Records:
⟨
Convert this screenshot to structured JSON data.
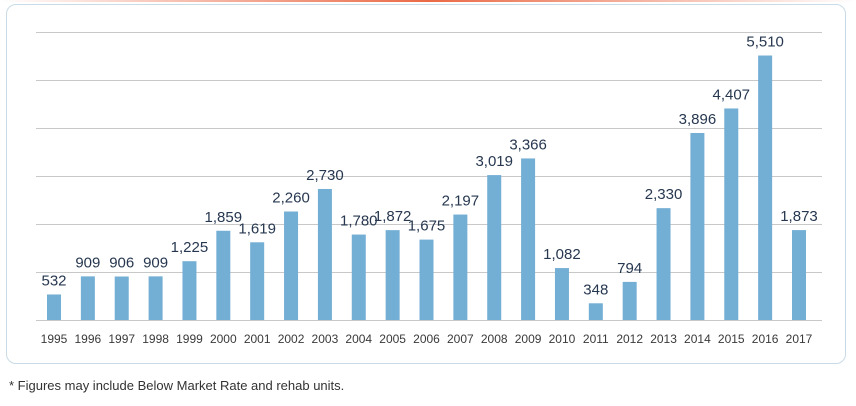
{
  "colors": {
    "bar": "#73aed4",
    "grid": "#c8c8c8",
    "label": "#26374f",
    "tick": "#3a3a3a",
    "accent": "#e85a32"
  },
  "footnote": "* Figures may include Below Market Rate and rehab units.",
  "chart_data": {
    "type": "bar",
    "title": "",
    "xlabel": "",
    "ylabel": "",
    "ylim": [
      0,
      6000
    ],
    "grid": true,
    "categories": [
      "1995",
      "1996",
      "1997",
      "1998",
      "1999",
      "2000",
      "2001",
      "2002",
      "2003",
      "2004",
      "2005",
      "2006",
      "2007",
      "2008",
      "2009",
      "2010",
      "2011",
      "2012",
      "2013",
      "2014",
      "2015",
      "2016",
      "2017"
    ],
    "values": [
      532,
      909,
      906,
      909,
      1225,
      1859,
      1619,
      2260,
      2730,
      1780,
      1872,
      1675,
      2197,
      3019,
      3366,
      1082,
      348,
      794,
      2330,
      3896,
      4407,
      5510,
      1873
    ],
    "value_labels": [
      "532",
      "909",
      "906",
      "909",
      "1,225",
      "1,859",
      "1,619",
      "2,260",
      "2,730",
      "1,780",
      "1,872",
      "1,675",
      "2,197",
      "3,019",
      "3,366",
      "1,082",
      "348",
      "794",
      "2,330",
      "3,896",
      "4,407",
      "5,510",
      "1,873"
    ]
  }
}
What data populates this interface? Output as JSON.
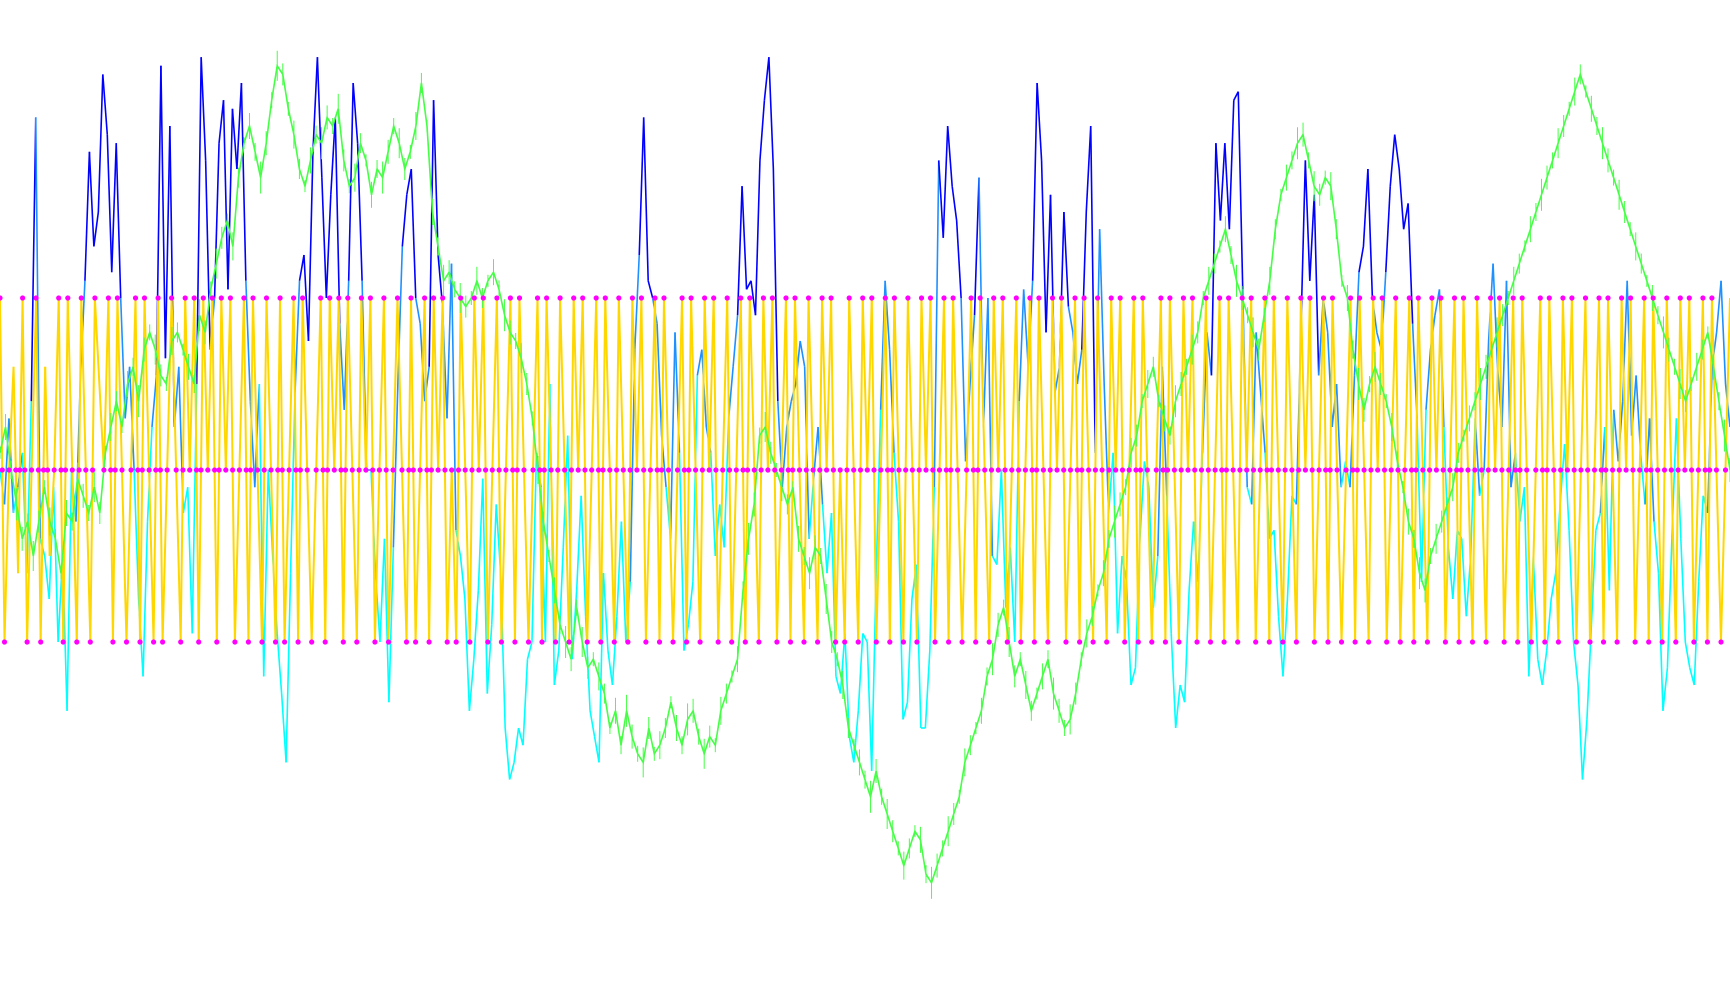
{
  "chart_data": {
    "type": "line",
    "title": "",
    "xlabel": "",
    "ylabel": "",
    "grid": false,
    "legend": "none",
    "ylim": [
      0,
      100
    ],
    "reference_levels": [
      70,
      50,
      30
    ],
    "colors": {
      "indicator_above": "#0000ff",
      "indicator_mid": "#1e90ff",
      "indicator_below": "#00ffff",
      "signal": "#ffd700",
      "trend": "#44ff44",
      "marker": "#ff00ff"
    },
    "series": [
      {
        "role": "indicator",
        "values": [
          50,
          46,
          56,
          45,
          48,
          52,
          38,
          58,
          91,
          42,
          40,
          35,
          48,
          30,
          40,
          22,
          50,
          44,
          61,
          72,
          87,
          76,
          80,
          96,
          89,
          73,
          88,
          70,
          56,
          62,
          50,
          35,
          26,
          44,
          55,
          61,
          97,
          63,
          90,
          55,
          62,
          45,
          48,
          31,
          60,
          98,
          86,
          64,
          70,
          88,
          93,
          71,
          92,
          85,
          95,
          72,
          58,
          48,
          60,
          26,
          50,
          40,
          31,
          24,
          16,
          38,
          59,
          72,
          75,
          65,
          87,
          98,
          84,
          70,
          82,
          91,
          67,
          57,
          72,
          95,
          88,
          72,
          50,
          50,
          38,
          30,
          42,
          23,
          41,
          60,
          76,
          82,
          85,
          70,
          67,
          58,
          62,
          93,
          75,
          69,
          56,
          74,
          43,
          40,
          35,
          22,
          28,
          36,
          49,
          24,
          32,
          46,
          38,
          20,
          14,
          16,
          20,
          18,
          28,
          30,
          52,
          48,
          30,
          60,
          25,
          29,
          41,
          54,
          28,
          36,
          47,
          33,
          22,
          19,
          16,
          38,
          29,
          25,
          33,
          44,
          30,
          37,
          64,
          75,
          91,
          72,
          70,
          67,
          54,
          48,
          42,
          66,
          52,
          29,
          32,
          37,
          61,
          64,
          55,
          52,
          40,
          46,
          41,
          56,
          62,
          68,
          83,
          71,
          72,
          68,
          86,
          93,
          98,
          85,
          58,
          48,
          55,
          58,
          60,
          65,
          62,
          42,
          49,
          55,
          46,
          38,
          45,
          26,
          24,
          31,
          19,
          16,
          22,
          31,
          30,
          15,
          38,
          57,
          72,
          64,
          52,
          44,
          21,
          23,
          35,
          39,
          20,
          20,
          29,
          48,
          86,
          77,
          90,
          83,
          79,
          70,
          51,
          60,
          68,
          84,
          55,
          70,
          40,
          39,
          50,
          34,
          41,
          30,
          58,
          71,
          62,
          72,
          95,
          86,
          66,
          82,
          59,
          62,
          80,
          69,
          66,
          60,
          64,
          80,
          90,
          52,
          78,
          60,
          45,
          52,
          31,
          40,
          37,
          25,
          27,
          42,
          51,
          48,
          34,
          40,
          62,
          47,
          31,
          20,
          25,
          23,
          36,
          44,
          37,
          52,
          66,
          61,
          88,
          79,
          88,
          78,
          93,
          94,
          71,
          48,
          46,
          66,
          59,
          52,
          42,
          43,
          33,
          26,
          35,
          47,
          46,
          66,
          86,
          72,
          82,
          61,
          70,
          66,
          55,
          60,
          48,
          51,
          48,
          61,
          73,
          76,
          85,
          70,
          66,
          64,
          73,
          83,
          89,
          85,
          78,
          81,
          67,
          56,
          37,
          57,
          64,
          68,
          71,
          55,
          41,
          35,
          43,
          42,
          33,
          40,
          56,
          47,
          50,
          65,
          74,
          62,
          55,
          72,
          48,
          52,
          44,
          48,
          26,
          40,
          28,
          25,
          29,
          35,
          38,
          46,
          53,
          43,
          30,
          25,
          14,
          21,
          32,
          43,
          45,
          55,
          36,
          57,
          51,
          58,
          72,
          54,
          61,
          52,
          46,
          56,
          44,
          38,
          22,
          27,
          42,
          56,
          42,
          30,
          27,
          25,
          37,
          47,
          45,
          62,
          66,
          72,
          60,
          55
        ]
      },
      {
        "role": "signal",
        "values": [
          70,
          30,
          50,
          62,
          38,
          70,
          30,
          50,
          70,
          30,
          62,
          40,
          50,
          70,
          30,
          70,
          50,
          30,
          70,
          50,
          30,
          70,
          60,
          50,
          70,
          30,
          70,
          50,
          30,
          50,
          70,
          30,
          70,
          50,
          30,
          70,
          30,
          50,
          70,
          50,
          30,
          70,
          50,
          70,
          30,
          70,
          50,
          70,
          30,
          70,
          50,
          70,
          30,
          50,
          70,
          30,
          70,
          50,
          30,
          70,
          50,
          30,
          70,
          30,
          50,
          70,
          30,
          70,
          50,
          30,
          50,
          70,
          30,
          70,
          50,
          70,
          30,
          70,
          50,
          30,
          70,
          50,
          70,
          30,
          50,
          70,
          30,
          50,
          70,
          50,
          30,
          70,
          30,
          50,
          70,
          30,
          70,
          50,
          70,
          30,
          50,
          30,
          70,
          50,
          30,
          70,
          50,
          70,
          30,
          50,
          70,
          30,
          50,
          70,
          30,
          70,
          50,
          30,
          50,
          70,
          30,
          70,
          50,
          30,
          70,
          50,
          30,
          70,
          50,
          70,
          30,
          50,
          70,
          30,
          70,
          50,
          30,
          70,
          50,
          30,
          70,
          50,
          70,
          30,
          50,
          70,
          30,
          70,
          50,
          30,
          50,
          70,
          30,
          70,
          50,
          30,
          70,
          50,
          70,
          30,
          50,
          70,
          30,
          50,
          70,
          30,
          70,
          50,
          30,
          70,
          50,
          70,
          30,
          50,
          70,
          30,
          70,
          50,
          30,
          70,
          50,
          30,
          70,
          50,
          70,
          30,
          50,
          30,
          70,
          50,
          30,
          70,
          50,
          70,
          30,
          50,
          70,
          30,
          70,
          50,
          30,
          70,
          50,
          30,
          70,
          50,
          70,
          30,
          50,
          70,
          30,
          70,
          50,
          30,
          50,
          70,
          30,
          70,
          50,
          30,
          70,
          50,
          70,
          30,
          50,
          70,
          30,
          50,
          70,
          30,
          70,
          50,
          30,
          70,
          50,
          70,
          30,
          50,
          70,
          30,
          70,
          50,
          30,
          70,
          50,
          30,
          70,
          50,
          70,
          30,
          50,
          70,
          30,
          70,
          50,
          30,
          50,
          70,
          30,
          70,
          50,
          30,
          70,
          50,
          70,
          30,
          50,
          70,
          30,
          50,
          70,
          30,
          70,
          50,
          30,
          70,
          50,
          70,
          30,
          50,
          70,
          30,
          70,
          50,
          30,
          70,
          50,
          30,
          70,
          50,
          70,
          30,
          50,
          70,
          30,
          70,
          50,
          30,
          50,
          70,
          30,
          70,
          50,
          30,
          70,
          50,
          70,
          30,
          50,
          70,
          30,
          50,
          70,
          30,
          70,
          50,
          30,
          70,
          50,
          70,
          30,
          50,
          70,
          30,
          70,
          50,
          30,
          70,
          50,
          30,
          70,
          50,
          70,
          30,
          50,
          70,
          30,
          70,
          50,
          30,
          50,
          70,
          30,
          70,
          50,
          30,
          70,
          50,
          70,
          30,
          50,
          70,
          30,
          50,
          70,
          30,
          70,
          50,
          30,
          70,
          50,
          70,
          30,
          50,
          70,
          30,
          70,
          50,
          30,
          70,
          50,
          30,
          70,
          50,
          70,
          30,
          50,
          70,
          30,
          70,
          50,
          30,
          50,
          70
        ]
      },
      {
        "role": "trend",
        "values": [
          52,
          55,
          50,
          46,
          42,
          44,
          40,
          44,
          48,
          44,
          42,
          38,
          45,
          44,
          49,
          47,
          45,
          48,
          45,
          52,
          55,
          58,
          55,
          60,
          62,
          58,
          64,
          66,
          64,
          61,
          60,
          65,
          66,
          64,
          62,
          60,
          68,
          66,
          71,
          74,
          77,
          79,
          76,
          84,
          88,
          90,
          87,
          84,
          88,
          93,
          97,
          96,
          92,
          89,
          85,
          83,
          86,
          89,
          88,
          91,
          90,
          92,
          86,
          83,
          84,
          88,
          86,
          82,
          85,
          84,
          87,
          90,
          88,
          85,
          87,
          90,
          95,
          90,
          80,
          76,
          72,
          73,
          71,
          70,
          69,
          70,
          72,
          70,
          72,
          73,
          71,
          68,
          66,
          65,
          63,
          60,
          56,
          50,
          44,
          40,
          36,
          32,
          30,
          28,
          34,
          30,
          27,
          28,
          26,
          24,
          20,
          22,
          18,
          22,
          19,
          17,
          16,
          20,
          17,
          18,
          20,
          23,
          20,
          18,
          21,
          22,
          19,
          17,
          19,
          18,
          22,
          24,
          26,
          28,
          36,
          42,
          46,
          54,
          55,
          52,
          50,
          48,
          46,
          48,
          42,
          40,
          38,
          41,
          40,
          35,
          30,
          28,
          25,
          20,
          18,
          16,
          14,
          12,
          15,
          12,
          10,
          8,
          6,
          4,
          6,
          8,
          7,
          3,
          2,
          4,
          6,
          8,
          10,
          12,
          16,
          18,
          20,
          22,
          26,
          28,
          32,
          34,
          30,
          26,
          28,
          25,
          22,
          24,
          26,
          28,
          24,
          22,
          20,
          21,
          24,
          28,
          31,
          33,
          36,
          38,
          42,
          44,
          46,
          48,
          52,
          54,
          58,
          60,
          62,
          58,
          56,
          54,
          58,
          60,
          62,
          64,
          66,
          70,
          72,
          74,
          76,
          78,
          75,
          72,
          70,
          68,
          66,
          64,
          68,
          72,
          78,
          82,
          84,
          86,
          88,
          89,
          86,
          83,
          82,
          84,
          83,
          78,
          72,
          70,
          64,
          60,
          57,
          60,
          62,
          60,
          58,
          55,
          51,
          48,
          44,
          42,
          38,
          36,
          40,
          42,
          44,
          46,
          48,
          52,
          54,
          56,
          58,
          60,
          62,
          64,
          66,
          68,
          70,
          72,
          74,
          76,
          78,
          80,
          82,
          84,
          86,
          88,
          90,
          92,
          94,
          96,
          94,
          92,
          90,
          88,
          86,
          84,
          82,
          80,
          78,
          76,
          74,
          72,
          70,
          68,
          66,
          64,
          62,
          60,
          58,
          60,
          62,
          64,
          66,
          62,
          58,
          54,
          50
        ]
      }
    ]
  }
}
⟩
From the listing above, collect every line that mentions the word "role".

- _THE RESPONSE_:
        "role": "indicator",
        "role": "signal",
        "role": "trend",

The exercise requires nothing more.